▶ **The problem**
Repeat, line for line, the entries printed below.

▶ **Available data**
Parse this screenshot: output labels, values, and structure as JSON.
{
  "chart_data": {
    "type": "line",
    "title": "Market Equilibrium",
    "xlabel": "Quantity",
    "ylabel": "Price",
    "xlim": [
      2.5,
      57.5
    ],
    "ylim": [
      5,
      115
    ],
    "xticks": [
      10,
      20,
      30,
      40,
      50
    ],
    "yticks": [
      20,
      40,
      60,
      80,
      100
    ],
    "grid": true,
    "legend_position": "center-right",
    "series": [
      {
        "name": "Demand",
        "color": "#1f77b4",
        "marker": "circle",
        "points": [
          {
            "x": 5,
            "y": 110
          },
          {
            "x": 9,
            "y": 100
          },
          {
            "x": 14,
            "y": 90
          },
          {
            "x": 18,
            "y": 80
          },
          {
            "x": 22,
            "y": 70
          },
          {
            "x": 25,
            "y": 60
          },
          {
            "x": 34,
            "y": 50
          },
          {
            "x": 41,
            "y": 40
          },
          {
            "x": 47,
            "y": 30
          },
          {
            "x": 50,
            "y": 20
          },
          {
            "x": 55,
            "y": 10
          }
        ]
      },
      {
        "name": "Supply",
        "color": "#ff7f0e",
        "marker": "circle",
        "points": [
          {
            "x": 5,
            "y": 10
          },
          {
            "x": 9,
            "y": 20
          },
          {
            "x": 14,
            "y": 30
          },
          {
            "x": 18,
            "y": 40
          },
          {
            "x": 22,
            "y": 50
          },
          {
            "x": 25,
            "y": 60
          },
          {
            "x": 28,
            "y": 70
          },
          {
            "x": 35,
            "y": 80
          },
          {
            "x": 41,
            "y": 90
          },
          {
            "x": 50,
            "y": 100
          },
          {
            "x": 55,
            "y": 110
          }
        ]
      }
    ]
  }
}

▶ **Problem solution**
Parse this screenshot: output labels, values, and structure as JSON.
{
  "chart_data": {
    "type": "line",
    "title": "Market Equilibrium",
    "xlabel": "Quantity",
    "ylabel": "Price",
    "xlim": [
      2.5,
      57.5
    ],
    "ylim": [
      5,
      115
    ],
    "xticks": [
      10,
      20,
      30,
      40,
      50
    ],
    "yticks": [
      20,
      40,
      60,
      80,
      100
    ],
    "grid": true,
    "legend_position": "center-right",
    "series": [
      {
        "name": "Demand",
        "color": "#1f77b4",
        "marker": "circle",
        "points": [
          {
            "x": 5,
            "y": 110
          },
          {
            "x": 9,
            "y": 100
          },
          {
            "x": 14,
            "y": 90
          },
          {
            "x": 18,
            "y": 80
          },
          {
            "x": 22,
            "y": 70
          },
          {
            "x": 25,
            "y": 60
          },
          {
            "x": 34,
            "y": 50
          },
          {
            "x": 41,
            "y": 40
          },
          {
            "x": 47,
            "y": 30
          },
          {
            "x": 50,
            "y": 20
          },
          {
            "x": 55,
            "y": 10
          }
        ]
      },
      {
        "name": "Supply",
        "color": "#ff7f0e",
        "marker": "circle",
        "points": [
          {
            "x": 5,
            "y": 10
          },
          {
            "x": 9,
            "y": 20
          },
          {
            "x": 14,
            "y": 30
          },
          {
            "x": 18,
            "y": 40
          },
          {
            "x": 22,
            "y": 50
          },
          {
            "x": 25,
            "y": 60
          },
          {
            "x": 28,
            "y": 70
          },
          {
            "x": 35,
            "y": 80
          },
          {
            "x": 41,
            "y": 90
          },
          {
            "x": 50,
            "y": 100
          },
          {
            "x": 55,
            "y": 110
          }
        ]
      }
    ]
  }
}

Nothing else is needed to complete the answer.